Examine the entries and show every line in which the word "jdbc" is found.

Data records:
--------------------------------

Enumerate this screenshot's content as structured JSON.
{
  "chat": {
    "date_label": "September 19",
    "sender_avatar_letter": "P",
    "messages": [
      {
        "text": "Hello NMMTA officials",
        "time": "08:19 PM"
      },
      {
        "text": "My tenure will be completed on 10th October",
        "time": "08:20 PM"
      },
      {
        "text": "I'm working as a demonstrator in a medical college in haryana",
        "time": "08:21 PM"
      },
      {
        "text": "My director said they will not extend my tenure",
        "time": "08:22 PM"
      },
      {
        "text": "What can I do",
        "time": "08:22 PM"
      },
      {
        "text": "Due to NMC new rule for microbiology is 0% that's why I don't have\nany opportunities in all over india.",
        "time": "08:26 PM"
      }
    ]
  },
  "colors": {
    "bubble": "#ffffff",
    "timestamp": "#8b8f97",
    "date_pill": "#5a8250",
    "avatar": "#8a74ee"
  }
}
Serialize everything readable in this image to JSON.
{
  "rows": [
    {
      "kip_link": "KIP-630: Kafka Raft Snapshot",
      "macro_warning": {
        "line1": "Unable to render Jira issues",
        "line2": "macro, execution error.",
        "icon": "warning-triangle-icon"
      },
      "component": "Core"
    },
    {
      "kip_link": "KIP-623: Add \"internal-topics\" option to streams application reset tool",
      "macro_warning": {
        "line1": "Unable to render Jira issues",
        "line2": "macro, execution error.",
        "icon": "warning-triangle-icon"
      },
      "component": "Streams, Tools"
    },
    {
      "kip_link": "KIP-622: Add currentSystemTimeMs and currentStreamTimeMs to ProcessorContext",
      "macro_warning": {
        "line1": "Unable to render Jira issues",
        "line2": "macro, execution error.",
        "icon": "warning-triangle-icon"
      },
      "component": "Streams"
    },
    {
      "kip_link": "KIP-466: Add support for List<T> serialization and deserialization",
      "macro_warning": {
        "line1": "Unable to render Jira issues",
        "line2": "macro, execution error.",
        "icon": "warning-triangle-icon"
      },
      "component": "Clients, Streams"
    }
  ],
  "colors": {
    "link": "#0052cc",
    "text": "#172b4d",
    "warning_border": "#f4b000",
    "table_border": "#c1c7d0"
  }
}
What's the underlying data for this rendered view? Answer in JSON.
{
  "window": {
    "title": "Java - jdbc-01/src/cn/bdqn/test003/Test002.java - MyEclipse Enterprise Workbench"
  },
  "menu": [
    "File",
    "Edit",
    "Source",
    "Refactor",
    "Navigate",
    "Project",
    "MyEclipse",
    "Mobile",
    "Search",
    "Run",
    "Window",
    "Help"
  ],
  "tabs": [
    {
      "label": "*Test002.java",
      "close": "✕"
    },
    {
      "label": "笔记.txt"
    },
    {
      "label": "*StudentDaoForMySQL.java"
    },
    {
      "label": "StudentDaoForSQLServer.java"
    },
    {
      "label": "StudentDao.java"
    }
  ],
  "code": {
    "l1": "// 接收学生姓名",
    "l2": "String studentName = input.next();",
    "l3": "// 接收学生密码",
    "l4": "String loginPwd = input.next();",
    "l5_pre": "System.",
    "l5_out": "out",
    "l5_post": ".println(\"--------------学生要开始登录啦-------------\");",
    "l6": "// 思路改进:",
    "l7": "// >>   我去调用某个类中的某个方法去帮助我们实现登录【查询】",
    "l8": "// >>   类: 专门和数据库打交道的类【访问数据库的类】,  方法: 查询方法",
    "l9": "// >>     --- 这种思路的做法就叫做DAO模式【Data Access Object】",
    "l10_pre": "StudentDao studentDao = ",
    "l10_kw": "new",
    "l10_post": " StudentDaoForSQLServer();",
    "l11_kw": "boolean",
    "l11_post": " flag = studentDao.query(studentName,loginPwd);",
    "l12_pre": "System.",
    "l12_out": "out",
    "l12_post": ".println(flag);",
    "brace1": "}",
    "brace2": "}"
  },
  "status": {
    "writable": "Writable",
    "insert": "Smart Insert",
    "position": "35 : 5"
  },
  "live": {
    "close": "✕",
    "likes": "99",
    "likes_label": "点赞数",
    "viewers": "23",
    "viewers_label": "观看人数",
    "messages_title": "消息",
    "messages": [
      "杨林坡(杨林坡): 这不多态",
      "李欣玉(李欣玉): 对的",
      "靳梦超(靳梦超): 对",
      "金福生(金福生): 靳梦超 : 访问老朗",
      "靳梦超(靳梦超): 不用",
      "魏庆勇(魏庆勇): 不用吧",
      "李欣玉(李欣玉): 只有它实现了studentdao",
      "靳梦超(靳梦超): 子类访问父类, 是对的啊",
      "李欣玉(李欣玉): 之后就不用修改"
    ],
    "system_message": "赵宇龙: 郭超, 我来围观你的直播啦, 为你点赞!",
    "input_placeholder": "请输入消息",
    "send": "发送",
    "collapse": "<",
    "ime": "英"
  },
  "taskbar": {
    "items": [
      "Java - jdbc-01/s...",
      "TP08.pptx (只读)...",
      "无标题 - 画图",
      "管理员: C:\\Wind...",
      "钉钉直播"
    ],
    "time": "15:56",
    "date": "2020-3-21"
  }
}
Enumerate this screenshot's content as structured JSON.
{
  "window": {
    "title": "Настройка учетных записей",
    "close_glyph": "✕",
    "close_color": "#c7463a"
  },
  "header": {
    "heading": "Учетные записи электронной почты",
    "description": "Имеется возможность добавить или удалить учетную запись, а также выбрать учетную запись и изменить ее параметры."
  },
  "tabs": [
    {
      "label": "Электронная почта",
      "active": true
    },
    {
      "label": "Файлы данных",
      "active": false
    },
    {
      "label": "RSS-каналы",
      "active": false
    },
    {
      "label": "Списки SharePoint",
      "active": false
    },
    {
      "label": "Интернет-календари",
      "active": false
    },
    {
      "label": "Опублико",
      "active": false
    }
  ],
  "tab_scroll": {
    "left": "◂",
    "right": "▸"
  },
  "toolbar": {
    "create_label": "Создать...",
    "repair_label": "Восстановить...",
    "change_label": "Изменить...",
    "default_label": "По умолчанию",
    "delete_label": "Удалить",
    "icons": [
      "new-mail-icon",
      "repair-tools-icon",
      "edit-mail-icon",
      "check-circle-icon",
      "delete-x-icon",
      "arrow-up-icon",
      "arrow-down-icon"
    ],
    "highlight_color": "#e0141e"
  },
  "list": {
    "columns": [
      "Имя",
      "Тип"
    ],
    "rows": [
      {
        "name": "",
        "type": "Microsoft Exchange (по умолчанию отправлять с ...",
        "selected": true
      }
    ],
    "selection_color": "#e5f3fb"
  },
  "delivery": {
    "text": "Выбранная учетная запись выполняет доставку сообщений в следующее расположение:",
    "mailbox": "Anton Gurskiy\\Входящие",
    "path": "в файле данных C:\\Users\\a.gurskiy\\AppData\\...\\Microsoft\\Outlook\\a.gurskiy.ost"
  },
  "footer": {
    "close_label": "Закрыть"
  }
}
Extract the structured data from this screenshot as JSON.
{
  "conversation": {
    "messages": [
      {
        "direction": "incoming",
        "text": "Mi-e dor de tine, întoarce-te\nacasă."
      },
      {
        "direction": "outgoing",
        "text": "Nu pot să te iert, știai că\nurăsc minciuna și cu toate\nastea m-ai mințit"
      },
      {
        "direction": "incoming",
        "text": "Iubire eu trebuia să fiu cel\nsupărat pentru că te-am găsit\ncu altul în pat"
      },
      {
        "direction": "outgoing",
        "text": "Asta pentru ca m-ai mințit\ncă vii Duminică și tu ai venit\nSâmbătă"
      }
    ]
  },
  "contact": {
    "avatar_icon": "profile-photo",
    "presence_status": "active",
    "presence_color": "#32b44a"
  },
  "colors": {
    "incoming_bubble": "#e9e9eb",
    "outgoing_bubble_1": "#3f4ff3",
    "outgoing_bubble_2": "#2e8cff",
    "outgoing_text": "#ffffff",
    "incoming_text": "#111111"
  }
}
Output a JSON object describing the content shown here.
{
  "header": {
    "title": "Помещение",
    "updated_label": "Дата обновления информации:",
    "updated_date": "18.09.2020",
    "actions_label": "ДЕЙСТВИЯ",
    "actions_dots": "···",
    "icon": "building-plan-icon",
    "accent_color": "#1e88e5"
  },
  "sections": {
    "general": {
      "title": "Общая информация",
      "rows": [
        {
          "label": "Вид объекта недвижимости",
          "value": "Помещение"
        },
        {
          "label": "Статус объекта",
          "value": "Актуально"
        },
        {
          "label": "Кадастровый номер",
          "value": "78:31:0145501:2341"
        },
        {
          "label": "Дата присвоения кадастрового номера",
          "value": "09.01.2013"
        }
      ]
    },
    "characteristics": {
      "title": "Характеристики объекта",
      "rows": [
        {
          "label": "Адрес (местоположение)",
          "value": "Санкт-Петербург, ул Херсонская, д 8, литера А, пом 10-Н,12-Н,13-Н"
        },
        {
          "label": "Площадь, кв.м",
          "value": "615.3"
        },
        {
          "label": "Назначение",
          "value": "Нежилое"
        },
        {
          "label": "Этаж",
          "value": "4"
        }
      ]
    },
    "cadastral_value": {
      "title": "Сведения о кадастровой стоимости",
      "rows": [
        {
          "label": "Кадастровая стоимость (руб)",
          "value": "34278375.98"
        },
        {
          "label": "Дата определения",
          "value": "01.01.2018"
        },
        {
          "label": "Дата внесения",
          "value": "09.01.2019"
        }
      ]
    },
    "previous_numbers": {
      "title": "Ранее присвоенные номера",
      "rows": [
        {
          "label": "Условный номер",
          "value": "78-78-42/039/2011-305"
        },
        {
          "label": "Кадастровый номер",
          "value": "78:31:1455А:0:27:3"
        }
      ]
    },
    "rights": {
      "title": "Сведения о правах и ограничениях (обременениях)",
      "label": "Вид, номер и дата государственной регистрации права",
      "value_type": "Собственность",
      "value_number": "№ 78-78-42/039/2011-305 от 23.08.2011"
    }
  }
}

--------------------------------

Reply to the exercise ::
    "title": "Java - jdbc-01/src/cn/bdqn/test003/Test002.java - MyEclipse Enterprise Workbench"
      "Java - jdbc-01/s...",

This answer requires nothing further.